Exercise directions: Print the data exactly, leaving nothing out.

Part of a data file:
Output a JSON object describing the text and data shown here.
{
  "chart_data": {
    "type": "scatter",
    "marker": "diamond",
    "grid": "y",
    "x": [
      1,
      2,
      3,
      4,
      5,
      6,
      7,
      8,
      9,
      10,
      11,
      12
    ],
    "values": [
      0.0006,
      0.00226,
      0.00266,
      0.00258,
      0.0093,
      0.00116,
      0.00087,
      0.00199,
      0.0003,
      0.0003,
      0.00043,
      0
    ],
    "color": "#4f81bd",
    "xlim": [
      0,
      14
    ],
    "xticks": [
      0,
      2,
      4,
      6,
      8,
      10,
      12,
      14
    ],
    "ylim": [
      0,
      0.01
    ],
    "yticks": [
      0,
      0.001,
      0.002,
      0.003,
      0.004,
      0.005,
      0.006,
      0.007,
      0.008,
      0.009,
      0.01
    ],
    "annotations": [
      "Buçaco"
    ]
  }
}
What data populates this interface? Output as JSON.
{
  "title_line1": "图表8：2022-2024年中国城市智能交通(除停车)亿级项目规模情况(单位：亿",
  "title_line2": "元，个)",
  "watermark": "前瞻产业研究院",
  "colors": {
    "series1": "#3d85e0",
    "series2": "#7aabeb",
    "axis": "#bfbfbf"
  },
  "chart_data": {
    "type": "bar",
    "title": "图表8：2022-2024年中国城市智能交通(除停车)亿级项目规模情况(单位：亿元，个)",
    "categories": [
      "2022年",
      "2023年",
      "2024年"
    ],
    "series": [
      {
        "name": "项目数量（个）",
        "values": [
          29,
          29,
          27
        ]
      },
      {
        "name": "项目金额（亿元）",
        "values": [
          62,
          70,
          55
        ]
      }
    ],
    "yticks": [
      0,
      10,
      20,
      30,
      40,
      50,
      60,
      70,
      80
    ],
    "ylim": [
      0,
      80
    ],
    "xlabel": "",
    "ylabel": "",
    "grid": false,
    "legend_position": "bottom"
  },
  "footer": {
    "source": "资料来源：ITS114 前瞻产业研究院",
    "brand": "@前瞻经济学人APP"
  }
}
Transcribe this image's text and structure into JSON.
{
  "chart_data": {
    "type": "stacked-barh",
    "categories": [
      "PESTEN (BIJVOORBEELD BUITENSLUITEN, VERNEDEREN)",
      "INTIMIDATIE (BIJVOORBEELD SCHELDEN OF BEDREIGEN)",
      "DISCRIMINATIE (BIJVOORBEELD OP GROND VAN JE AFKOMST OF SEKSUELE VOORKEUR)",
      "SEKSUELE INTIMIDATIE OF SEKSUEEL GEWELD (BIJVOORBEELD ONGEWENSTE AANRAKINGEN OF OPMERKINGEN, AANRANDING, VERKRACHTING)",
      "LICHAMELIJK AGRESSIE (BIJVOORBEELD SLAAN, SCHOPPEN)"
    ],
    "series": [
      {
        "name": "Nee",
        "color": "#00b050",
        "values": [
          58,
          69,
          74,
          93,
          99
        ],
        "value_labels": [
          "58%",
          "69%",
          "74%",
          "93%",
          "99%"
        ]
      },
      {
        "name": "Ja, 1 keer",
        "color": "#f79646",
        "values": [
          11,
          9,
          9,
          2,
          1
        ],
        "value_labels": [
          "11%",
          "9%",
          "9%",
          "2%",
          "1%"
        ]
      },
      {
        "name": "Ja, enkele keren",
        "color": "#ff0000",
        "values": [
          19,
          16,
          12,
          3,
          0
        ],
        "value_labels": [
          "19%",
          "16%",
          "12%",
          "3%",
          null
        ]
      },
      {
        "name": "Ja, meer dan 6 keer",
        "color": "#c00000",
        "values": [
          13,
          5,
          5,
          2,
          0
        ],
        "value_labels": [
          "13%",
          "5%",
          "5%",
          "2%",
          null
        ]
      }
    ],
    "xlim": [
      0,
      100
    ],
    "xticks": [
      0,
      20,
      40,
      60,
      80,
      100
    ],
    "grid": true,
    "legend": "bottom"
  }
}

Full response:
Output a JSON object describing the text and data shown here.
{
  "chart_data": {
    "type": "scatter",
    "marker": "diamond",
    "grid": "y",
    "x": [
      1,
      2,
      3,
      4,
      5,
      6,
      7,
      8,
      9,
      10,
      11,
      12
    ],
    "values": [
      0.0006,
      0.00226,
      0.00266,
      0.00258,
      0.0093,
      0.00116,
      0.00087,
      0.00199,
      0.0003,
      0.0003,
      0.00043,
      0
    ],
    "color": "#4f81bd",
    "xlim": [
      0,
      14
    ],
    "xticks": [
      0,
      2,
      4,
      6,
      8,
      10,
      12,
      14
    ],
    "ylim": [
      0,
      0.01
    ],
    "yticks": [
      0,
      0.001,
      0.002,
      0.003,
      0.004,
      0.005,
      0.006,
      0.007,
      0.008,
      0.009,
      0.01
    ],
    "annotations": [
      "Buçaco"
    ]
  }
}
What data populates this interface? Output as JSON.
{
  "title_line1": "图表8：2022-2024年中国城市智能交通(除停车)亿级项目规模情况(单位：亿",
  "title_line2": "元，个)",
  "watermark": "前瞻产业研究院",
  "colors": {
    "series1": "#3d85e0",
    "series2": "#7aabeb",
    "axis": "#bfbfbf"
  },
  "chart_data": {
    "type": "bar",
    "title": "图表8：2022-2024年中国城市智能交通(除停车)亿级项目规模情况(单位：亿元，个)",
    "categories": [
      "2022年",
      "2023年",
      "2024年"
    ],
    "series": [
      {
        "name": "项目数量（个）",
        "values": [
          29,
          29,
          27
        ]
      },
      {
        "name": "项目金额（亿元）",
        "values": [
          62,
          70,
          55
        ]
      }
    ],
    "yticks": [
      0,
      10,
      20,
      30,
      40,
      50,
      60,
      70,
      80
    ],
    "ylim": [
      0,
      80
    ],
    "xlabel": "",
    "ylabel": "",
    "grid": false,
    "legend_position": "bottom"
  },
  "footer": {
    "source": "资料来源：ITS114 前瞻产业研究院",
    "brand": "@前瞻经济学人APP"
  }
}
Transcribe this image's text and structure into JSON.
{
  "chart_data": {
    "type": "stacked-barh",
    "categories": [
      "PESTEN (BIJVOORBEELD BUITENSLUITEN, VERNEDEREN)",
      "INTIMIDATIE (BIJVOORBEELD SCHELDEN OF BEDREIGEN)",
      "DISCRIMINATIE (BIJVOORBEELD OP GROND VAN JE AFKOMST OF SEKSUELE VOORKEUR)",
      "SEKSUELE INTIMIDATIE OF SEKSUEEL GEWELD (BIJVOORBEELD ONGEWENSTE AANRAKINGEN OF OPMERKINGEN, AANRANDING, VERKRACHTING)",
      "LICHAMELIJK AGRESSIE (BIJVOORBEELD SLAAN, SCHOPPEN)"
    ],
    "series": [
      {
        "name": "Nee",
        "color": "#00b050",
        "values": [
          58,
          69,
          74,
          93,
          99
        ],
        "value_labels": [
          "58%",
          "69%",
          "74%",
          "93%",
          "99%"
        ]
      },
      {
        "name": "Ja, 1 keer",
        "color": "#f79646",
        "values": [
          11,
          9,
          9,
          2,
          1
        ],
        "value_labels": [
          "11%",
          "9%",
          "9%",
          "2%",
          "1%"
        ]
      },
      {
        "name": "Ja, enkele keren",
        "color": "#ff0000",
        "values": [
          19,
          16,
          12,
          3,
          0
        ],
        "value_labels": [
          "19%",
          "16%",
          "12%",
          "3%",
          null
        ]
      },
      {
        "name": "Ja, meer dan 6 keer",
        "color": "#c00000",
        "values": [
          13,
          5,
          5,
          2,
          0
        ],
        "value_labels": [
          "13%",
          "5%",
          "5%",
          "2%",
          null
        ]
      }
    ],
    "xlim": [
      0,
      100
    ],
    "xticks": [
      0,
      20,
      40,
      60,
      80,
      100
    ],
    "grid": true,
    "legend": "bottom"
  }
}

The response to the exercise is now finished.